• EXERCISE DESCRIPTION
Leave out the pictures and reproduce all of the data exactly.

##### MATERIAL FOR THIS EXERCISE

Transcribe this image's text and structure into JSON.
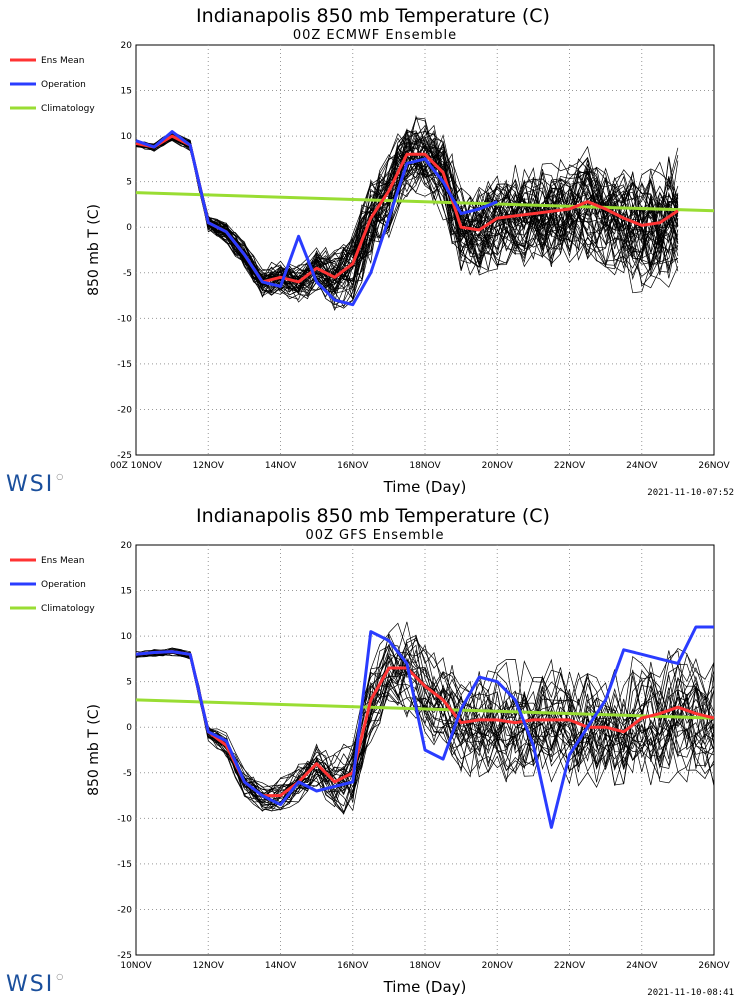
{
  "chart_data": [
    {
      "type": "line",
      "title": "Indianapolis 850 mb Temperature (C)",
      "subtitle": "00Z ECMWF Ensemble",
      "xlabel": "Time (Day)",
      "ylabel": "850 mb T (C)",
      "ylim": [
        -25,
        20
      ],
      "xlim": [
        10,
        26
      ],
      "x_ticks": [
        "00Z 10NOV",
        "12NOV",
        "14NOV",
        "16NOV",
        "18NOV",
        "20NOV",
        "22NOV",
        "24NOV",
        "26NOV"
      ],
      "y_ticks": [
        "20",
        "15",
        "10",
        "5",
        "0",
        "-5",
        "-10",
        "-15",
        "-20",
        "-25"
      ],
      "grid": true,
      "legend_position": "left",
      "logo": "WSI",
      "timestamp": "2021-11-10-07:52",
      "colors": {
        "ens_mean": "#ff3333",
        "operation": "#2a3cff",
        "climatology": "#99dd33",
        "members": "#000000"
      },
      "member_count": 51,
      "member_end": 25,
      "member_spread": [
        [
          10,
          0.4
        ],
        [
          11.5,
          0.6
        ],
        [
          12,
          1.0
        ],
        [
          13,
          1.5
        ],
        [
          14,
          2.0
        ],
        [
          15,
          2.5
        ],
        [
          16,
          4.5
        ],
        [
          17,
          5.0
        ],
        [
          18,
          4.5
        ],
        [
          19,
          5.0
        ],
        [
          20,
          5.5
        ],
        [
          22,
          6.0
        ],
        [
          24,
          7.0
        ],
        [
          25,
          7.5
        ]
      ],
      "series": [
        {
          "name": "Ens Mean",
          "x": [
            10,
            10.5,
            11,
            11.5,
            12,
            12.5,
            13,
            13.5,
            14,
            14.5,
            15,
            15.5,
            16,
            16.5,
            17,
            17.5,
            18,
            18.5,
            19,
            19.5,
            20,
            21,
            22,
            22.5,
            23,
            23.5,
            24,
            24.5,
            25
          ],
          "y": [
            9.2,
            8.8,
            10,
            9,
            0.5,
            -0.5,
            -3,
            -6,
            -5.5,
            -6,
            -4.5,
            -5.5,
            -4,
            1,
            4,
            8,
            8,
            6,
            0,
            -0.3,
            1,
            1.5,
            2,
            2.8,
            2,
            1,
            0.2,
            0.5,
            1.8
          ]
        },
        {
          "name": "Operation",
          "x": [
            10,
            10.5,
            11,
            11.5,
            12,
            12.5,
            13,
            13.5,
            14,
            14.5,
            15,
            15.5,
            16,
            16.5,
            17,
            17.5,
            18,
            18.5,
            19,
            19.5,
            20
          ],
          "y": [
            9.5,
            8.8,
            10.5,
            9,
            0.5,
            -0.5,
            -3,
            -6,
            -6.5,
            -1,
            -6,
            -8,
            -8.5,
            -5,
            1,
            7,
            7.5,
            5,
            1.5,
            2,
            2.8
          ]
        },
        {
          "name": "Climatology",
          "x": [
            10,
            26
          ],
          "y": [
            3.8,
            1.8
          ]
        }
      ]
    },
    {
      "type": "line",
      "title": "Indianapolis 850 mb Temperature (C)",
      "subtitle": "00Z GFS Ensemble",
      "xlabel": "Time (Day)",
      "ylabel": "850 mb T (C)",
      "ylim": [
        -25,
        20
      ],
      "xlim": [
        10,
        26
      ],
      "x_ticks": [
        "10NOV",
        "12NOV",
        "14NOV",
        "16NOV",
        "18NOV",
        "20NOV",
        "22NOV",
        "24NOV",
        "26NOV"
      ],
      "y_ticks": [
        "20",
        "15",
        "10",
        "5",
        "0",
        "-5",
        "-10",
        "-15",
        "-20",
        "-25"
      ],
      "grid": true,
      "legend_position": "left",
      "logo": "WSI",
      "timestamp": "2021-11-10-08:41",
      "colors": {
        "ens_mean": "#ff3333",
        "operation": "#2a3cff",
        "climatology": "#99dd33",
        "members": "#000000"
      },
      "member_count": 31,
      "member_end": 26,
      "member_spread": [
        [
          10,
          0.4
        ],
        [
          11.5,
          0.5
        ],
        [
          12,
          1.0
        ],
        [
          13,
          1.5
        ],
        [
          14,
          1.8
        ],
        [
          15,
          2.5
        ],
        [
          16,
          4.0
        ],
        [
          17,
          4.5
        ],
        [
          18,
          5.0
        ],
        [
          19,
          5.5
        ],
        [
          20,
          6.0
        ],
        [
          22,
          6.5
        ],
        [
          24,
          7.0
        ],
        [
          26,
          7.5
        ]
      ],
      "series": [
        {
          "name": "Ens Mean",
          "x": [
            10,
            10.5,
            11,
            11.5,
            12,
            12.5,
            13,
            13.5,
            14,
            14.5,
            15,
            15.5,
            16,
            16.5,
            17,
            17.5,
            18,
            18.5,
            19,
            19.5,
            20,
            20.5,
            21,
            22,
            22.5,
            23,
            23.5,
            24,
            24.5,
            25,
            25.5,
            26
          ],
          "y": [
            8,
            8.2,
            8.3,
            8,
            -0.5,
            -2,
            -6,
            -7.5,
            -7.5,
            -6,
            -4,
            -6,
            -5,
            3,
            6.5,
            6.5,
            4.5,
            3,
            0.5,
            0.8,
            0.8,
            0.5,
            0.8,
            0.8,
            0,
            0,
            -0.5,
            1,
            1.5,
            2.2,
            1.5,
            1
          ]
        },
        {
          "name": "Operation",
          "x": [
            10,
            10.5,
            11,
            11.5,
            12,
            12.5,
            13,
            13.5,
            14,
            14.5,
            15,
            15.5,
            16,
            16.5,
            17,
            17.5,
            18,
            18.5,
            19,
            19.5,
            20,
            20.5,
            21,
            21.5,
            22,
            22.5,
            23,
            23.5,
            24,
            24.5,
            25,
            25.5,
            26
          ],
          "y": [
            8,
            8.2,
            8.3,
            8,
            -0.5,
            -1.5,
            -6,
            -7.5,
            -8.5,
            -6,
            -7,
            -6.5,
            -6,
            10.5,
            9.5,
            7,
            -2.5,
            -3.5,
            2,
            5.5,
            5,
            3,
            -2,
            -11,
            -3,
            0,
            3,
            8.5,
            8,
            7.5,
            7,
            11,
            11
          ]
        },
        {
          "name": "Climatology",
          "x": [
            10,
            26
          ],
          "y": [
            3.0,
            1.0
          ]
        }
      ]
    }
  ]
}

##########

• EXERCISE ANSWER
Transcribe this image's text and structure into JSON.
{
  "chart_data": [
    {
      "type": "line",
      "title": "Indianapolis 850 mb Temperature (C)",
      "subtitle": "00Z ECMWF Ensemble",
      "xlabel": "Time (Day)",
      "ylabel": "850 mb T (C)",
      "ylim": [
        -25,
        20
      ],
      "xlim": [
        10,
        26
      ],
      "x_ticks": [
        "00Z 10NOV",
        "12NOV",
        "14NOV",
        "16NOV",
        "18NOV",
        "20NOV",
        "22NOV",
        "24NOV",
        "26NOV"
      ],
      "y_ticks": [
        "20",
        "15",
        "10",
        "5",
        "0",
        "-5",
        "-10",
        "-15",
        "-20",
        "-25"
      ],
      "grid": true,
      "legend_position": "left",
      "logo": "WSI",
      "timestamp": "2021-11-10-07:52",
      "colors": {
        "ens_mean": "#ff3333",
        "operation": "#2a3cff",
        "climatology": "#99dd33",
        "members": "#000000"
      },
      "member_count": 51,
      "member_end": 25,
      "member_spread": [
        [
          10,
          0.4
        ],
        [
          11.5,
          0.6
        ],
        [
          12,
          1.0
        ],
        [
          13,
          1.5
        ],
        [
          14,
          2.0
        ],
        [
          15,
          2.5
        ],
        [
          16,
          4.5
        ],
        [
          17,
          5.0
        ],
        [
          18,
          4.5
        ],
        [
          19,
          5.0
        ],
        [
          20,
          5.5
        ],
        [
          22,
          6.0
        ],
        [
          24,
          7.0
        ],
        [
          25,
          7.5
        ]
      ],
      "series": [
        {
          "name": "Ens Mean",
          "x": [
            10,
            10.5,
            11,
            11.5,
            12,
            12.5,
            13,
            13.5,
            14,
            14.5,
            15,
            15.5,
            16,
            16.5,
            17,
            17.5,
            18,
            18.5,
            19,
            19.5,
            20,
            21,
            22,
            22.5,
            23,
            23.5,
            24,
            24.5,
            25
          ],
          "y": [
            9.2,
            8.8,
            10,
            9,
            0.5,
            -0.5,
            -3,
            -6,
            -5.5,
            -6,
            -4.5,
            -5.5,
            -4,
            1,
            4,
            8,
            8,
            6,
            0,
            -0.3,
            1,
            1.5,
            2,
            2.8,
            2,
            1,
            0.2,
            0.5,
            1.8
          ]
        },
        {
          "name": "Operation",
          "x": [
            10,
            10.5,
            11,
            11.5,
            12,
            12.5,
            13,
            13.5,
            14,
            14.5,
            15,
            15.5,
            16,
            16.5,
            17,
            17.5,
            18,
            18.5,
            19,
            19.5,
            20
          ],
          "y": [
            9.5,
            8.8,
            10.5,
            9,
            0.5,
            -0.5,
            -3,
            -6,
            -6.5,
            -1,
            -6,
            -8,
            -8.5,
            -5,
            1,
            7,
            7.5,
            5,
            1.5,
            2,
            2.8
          ]
        },
        {
          "name": "Climatology",
          "x": [
            10,
            26
          ],
          "y": [
            3.8,
            1.8
          ]
        }
      ]
    },
    {
      "type": "line",
      "title": "Indianapolis 850 mb Temperature (C)",
      "subtitle": "00Z GFS Ensemble",
      "xlabel": "Time (Day)",
      "ylabel": "850 mb T (C)",
      "ylim": [
        -25,
        20
      ],
      "xlim": [
        10,
        26
      ],
      "x_ticks": [
        "10NOV",
        "12NOV",
        "14NOV",
        "16NOV",
        "18NOV",
        "20NOV",
        "22NOV",
        "24NOV",
        "26NOV"
      ],
      "y_ticks": [
        "20",
        "15",
        "10",
        "5",
        "0",
        "-5",
        "-10",
        "-15",
        "-20",
        "-25"
      ],
      "grid": true,
      "legend_position": "left",
      "logo": "WSI",
      "timestamp": "2021-11-10-08:41",
      "colors": {
        "ens_mean": "#ff3333",
        "operation": "#2a3cff",
        "climatology": "#99dd33",
        "members": "#000000"
      },
      "member_count": 31,
      "member_end": 26,
      "member_spread": [
        [
          10,
          0.4
        ],
        [
          11.5,
          0.5
        ],
        [
          12,
          1.0
        ],
        [
          13,
          1.5
        ],
        [
          14,
          1.8
        ],
        [
          15,
          2.5
        ],
        [
          16,
          4.0
        ],
        [
          17,
          4.5
        ],
        [
          18,
          5.0
        ],
        [
          19,
          5.5
        ],
        [
          20,
          6.0
        ],
        [
          22,
          6.5
        ],
        [
          24,
          7.0
        ],
        [
          26,
          7.5
        ]
      ],
      "series": [
        {
          "name": "Ens Mean",
          "x": [
            10,
            10.5,
            11,
            11.5,
            12,
            12.5,
            13,
            13.5,
            14,
            14.5,
            15,
            15.5,
            16,
            16.5,
            17,
            17.5,
            18,
            18.5,
            19,
            19.5,
            20,
            20.5,
            21,
            22,
            22.5,
            23,
            23.5,
            24,
            24.5,
            25,
            25.5,
            26
          ],
          "y": [
            8,
            8.2,
            8.3,
            8,
            -0.5,
            -2,
            -6,
            -7.5,
            -7.5,
            -6,
            -4,
            -6,
            -5,
            3,
            6.5,
            6.5,
            4.5,
            3,
            0.5,
            0.8,
            0.8,
            0.5,
            0.8,
            0.8,
            0,
            0,
            -0.5,
            1,
            1.5,
            2.2,
            1.5,
            1
          ]
        },
        {
          "name": "Operation",
          "x": [
            10,
            10.5,
            11,
            11.5,
            12,
            12.5,
            13,
            13.5,
            14,
            14.5,
            15,
            15.5,
            16,
            16.5,
            17,
            17.5,
            18,
            18.5,
            19,
            19.5,
            20,
            20.5,
            21,
            21.5,
            22,
            22.5,
            23,
            23.5,
            24,
            24.5,
            25,
            25.5,
            26
          ],
          "y": [
            8,
            8.2,
            8.3,
            8,
            -0.5,
            -1.5,
            -6,
            -7.5,
            -8.5,
            -6,
            -7,
            -6.5,
            -6,
            10.5,
            9.5,
            7,
            -2.5,
            -3.5,
            2,
            5.5,
            5,
            3,
            -2,
            -11,
            -3,
            0,
            3,
            8.5,
            8,
            7.5,
            7,
            11,
            11
          ]
        },
        {
          "name": "Climatology",
          "x": [
            10,
            26
          ],
          "y": [
            3.0,
            1.0
          ]
        }
      ]
    }
  ]
}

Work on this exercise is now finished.